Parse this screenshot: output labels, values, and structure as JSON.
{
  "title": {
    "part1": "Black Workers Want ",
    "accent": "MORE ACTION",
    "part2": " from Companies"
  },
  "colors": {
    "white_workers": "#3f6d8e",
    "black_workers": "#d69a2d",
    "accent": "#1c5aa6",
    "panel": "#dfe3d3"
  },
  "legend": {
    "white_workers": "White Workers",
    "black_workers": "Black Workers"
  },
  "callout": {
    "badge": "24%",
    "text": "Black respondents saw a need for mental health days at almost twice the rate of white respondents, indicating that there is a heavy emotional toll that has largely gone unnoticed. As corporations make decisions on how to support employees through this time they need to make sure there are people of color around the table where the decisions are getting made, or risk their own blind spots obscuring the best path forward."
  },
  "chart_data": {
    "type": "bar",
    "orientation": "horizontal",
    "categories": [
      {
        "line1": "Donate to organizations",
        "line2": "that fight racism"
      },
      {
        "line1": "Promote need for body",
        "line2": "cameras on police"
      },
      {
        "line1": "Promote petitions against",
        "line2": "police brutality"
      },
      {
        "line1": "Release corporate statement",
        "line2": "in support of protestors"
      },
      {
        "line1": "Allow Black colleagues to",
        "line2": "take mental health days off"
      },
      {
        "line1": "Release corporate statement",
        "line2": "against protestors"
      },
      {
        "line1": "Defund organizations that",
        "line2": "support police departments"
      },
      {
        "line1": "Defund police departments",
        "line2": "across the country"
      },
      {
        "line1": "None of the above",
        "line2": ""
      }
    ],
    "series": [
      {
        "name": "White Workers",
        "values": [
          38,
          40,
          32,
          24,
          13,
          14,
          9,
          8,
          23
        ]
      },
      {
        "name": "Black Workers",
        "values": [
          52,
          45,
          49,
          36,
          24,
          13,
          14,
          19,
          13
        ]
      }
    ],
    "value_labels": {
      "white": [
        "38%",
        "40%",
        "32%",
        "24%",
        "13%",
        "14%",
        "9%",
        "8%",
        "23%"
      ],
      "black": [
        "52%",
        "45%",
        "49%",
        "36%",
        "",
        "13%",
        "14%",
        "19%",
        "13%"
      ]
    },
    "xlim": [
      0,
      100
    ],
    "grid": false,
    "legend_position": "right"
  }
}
● ● ● ●
■ PROBLEM DESCRIPTION ■
Transcribe every record above exactly as it appears.

■ FULL RESPONSE ■
Parse this screenshot: output labels, values, and structure as JSON.
{
  "title": {
    "part1": "Black Workers Want ",
    "accent": "MORE ACTION",
    "part2": " from Companies"
  },
  "colors": {
    "white_workers": "#3f6d8e",
    "black_workers": "#d69a2d",
    "accent": "#1c5aa6",
    "panel": "#dfe3d3"
  },
  "legend": {
    "white_workers": "White Workers",
    "black_workers": "Black Workers"
  },
  "callout": {
    "badge": "24%",
    "text": "Black respondents saw a need for mental health days at almost twice the rate of white respondents, indicating that there is a heavy emotional toll that has largely gone unnoticed. As corporations make decisions on how to support employees through this time they need to make sure there are people of color around the table where the decisions are getting made, or risk their own blind spots obscuring the best path forward."
  },
  "chart_data": {
    "type": "bar",
    "orientation": "horizontal",
    "categories": [
      {
        "line1": "Donate to organizations",
        "line2": "that fight racism"
      },
      {
        "line1": "Promote need for body",
        "line2": "cameras on police"
      },
      {
        "line1": "Promote petitions against",
        "line2": "police brutality"
      },
      {
        "line1": "Release corporate statement",
        "line2": "in support of protestors"
      },
      {
        "line1": "Allow Black colleagues to",
        "line2": "take mental health days off"
      },
      {
        "line1": "Release corporate statement",
        "line2": "against protestors"
      },
      {
        "line1": "Defund organizations that",
        "line2": "support police departments"
      },
      {
        "line1": "Defund police departments",
        "line2": "across the country"
      },
      {
        "line1": "None of the above",
        "line2": ""
      }
    ],
    "series": [
      {
        "name": "White Workers",
        "values": [
          38,
          40,
          32,
          24,
          13,
          14,
          9,
          8,
          23
        ]
      },
      {
        "name": "Black Workers",
        "values": [
          52,
          45,
          49,
          36,
          24,
          13,
          14,
          19,
          13
        ]
      }
    ],
    "value_labels": {
      "white": [
        "38%",
        "40%",
        "32%",
        "24%",
        "13%",
        "14%",
        "9%",
        "8%",
        "23%"
      ],
      "black": [
        "52%",
        "45%",
        "49%",
        "36%",
        "",
        "13%",
        "14%",
        "19%",
        "13%"
      ]
    },
    "xlim": [
      0,
      100
    ],
    "grid": false,
    "legend_position": "right"
  }
}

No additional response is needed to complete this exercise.